== Set exercise ==
List all lines of the data that include the string "colors".

== Task inputs ==
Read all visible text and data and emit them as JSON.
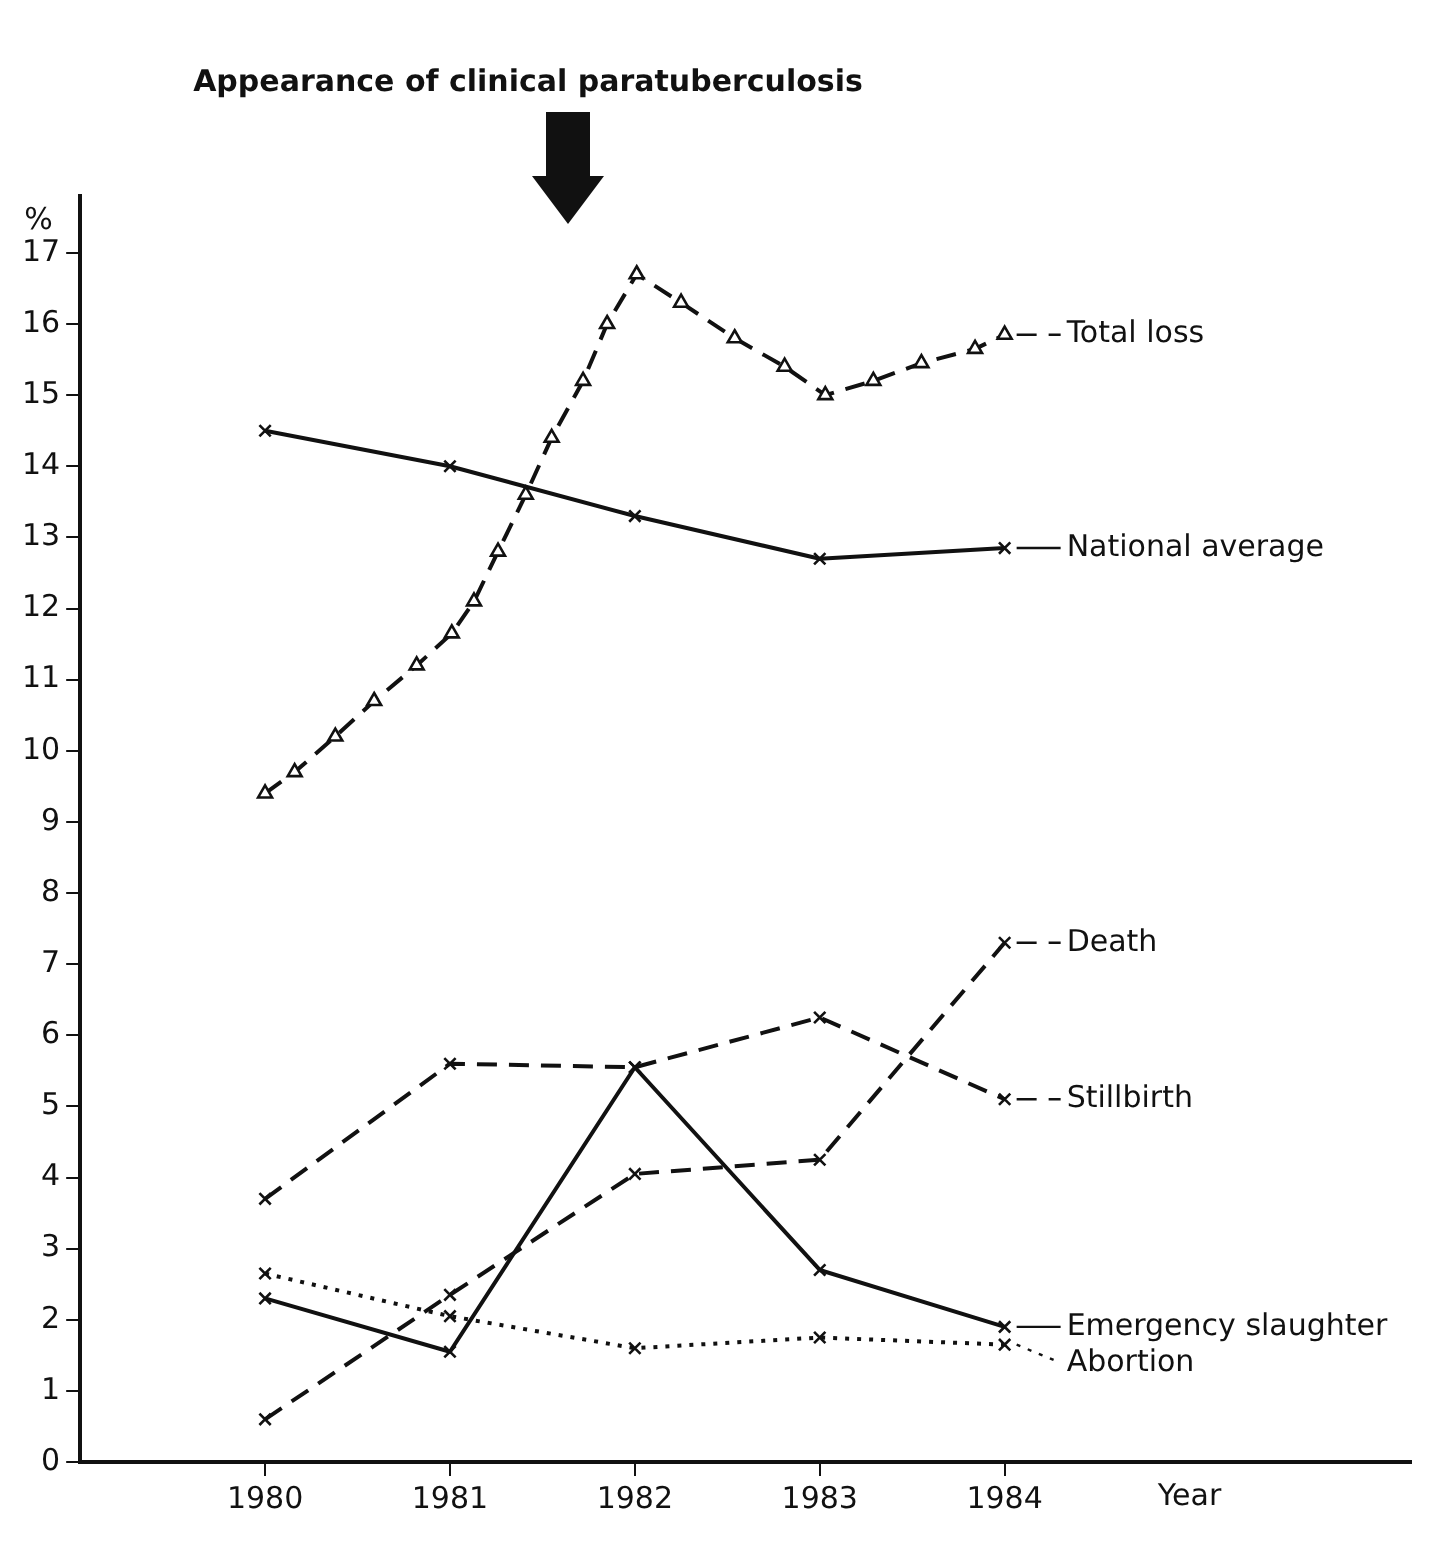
{
  "chart_data": {
    "type": "line",
    "xlabel": "Year",
    "ylabel": "%",
    "xlim": [
      1979,
      1986.2
    ],
    "xticks": [
      1980,
      1981,
      1982,
      1983,
      1984
    ],
    "ylim": [
      0,
      17.8
    ],
    "yticks": [
      0,
      1,
      2,
      3,
      4,
      5,
      6,
      7,
      8,
      9,
      10,
      11,
      12,
      13,
      14,
      15,
      16,
      17
    ],
    "grid": false,
    "legend": "right",
    "annotations": [
      "Appearance of clinical paratuberculosis"
    ],
    "series": [
      {
        "name": "Total loss",
        "color": "#111111",
        "marker": "triangle",
        "line_style": "dashed",
        "x": [
          1980,
          1980.16,
          1980.38,
          1980.59,
          1980.82,
          1981.01,
          1981.13,
          1981.26,
          1981.41,
          1981.55,
          1981.72,
          1981.85,
          1982.01,
          1982.25,
          1982.54,
          1982.81,
          1983.03,
          1983.29,
          1983.55,
          1983.84,
          1984
        ],
        "values": [
          9.4,
          9.7,
          10.2,
          10.7,
          11.2,
          11.65,
          12.1,
          12.8,
          13.6,
          14.4,
          15.2,
          16.0,
          16.7,
          16.3,
          15.8,
          15.4,
          15.0,
          15.2,
          15.45,
          15.65,
          15.85
        ]
      },
      {
        "name": "National average",
        "color": "#111111",
        "marker": "cross",
        "line_style": "solid",
        "x": [
          1980,
          1981,
          1982,
          1983,
          1984
        ],
        "values": [
          14.5,
          14.0,
          13.3,
          12.7,
          12.85
        ]
      },
      {
        "name": "Death",
        "color": "#111111",
        "marker": "cross",
        "line_style": "dashed",
        "x": [
          1980,
          1981,
          1982,
          1983,
          1984
        ],
        "values": [
          0.6,
          2.35,
          4.05,
          4.25,
          7.3
        ]
      },
      {
        "name": "Stillbirth",
        "color": "#111111",
        "marker": "cross",
        "line_style": "dashed",
        "x": [
          1980,
          1981,
          1982,
          1983,
          1984
        ],
        "values": [
          3.7,
          5.6,
          5.55,
          6.25,
          5.1
        ]
      },
      {
        "name": "Emergency slaughter",
        "color": "#111111",
        "marker": "cross",
        "line_style": "solid",
        "x": [
          1980,
          1981,
          1982,
          1983,
          1984
        ],
        "values": [
          2.3,
          1.55,
          5.55,
          2.7,
          1.9
        ]
      },
      {
        "name": "Abortion",
        "color": "#111111",
        "marker": "cross",
        "line_style": "dotted",
        "x": [
          1980,
          1981,
          1982,
          1983,
          1984
        ],
        "values": [
          2.65,
          2.05,
          1.6,
          1.75,
          1.65
        ]
      }
    ]
  }
}
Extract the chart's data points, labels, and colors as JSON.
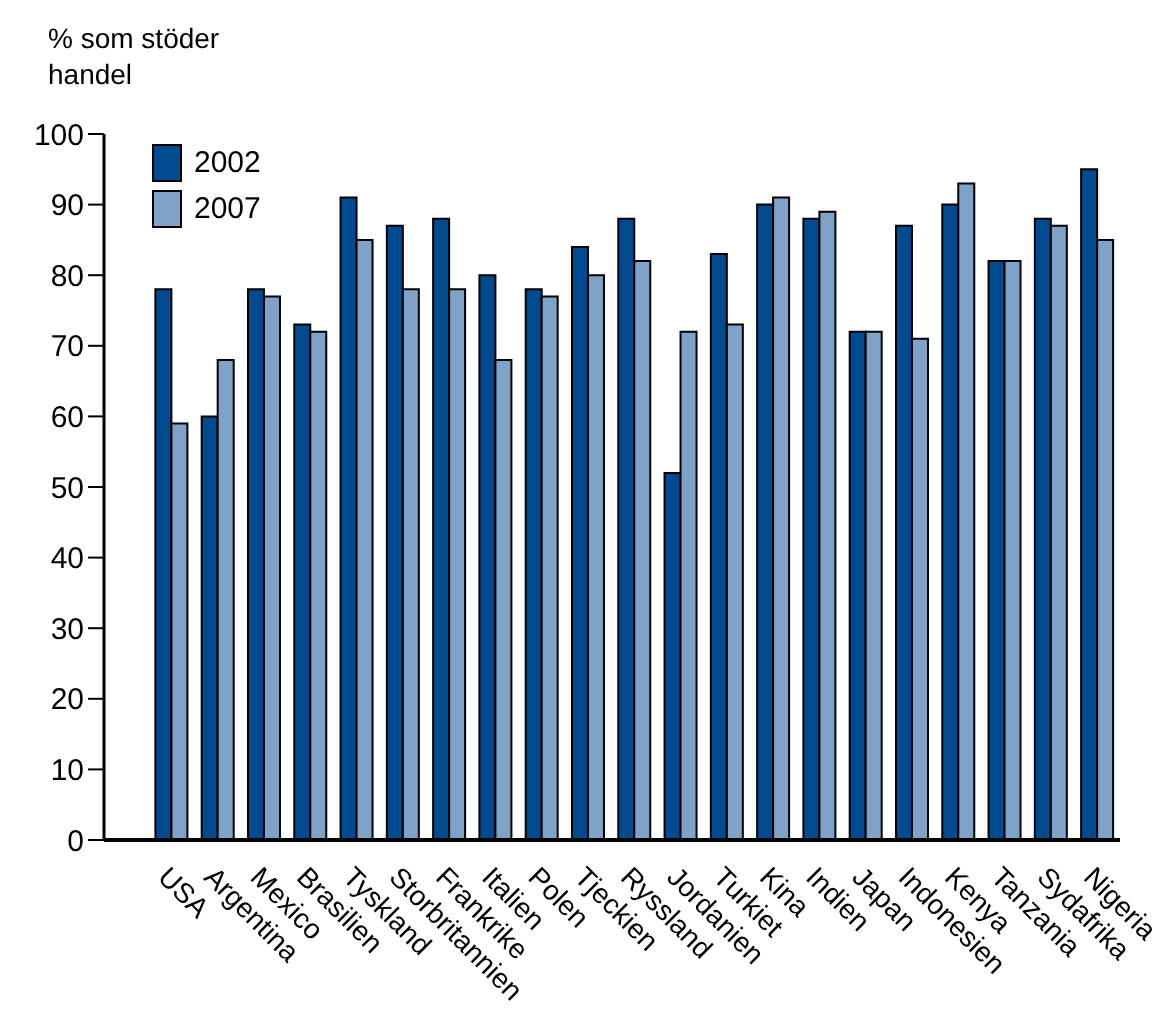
{
  "chart_data": {
    "type": "bar",
    "ylabel": "% som stöder handel",
    "categories": [
      "USA",
      "Argentina",
      "Mexico",
      "Brasilien",
      "Tyskland",
      "Storbritannien",
      "Frankrike",
      "Italien",
      "Polen",
      "Tjeckien",
      "Ryssland",
      "Jordanien",
      "Turkiet",
      "Kina",
      "Indien",
      "Japan",
      "Indonesien",
      "Kenya",
      "Tanzania",
      "Sydafrika",
      "Nigeria"
    ],
    "series": [
      {
        "name": "2002",
        "color": "#004a8f",
        "values": [
          78,
          60,
          78,
          73,
          91,
          87,
          88,
          80,
          78,
          84,
          88,
          52,
          83,
          90,
          88,
          72,
          87,
          90,
          82,
          88,
          95
        ]
      },
      {
        "name": "2007",
        "color": "#7fa3c8",
        "values": [
          59,
          68,
          77,
          72,
          85,
          78,
          78,
          68,
          77,
          80,
          82,
          72,
          73,
          91,
          89,
          72,
          71,
          93,
          82,
          87,
          85
        ]
      }
    ],
    "ylim": [
      0,
      100
    ],
    "yticks": [
      0,
      10,
      20,
      30,
      40,
      50,
      60,
      70,
      80,
      90,
      100
    ],
    "grid": false,
    "legend": "top left"
  }
}
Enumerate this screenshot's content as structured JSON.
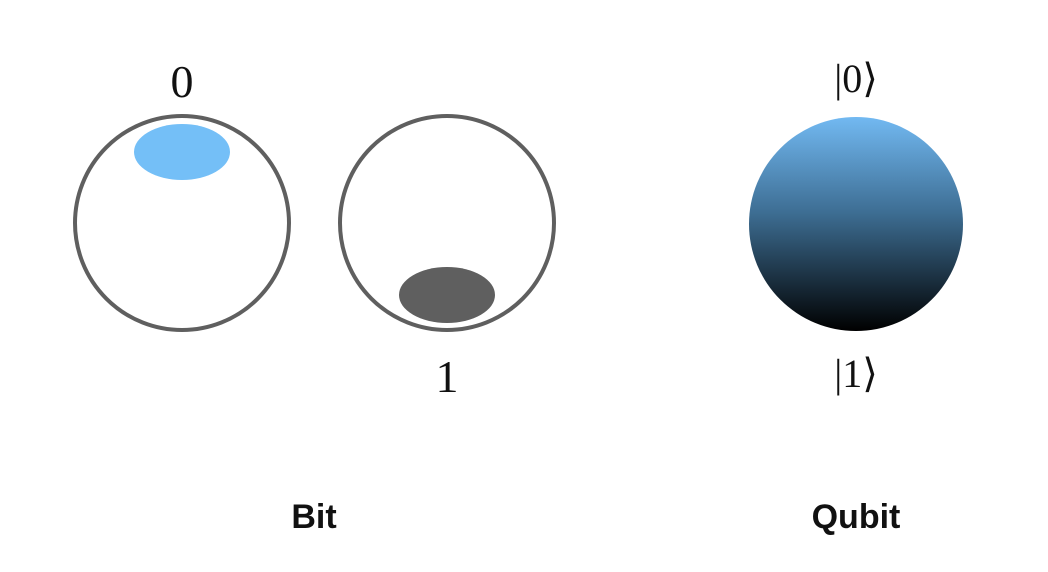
{
  "bit": {
    "state0_label": "0",
    "state1_label": "1",
    "caption": "Bit"
  },
  "qubit": {
    "ket0_label": "|0⟩",
    "ket1_label": "|1⟩",
    "caption": "Qubit"
  },
  "colors": {
    "outline": "#5f5f5f",
    "state0_fill": "#74bff7",
    "state1_fill": "#5f5f5f",
    "qubit_gradient_top": "#72b9f2",
    "qubit_gradient_bottom": "#000000"
  }
}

== Output below ==
Extract the chart's data points, labels, and colors as JSON.
  "colors": {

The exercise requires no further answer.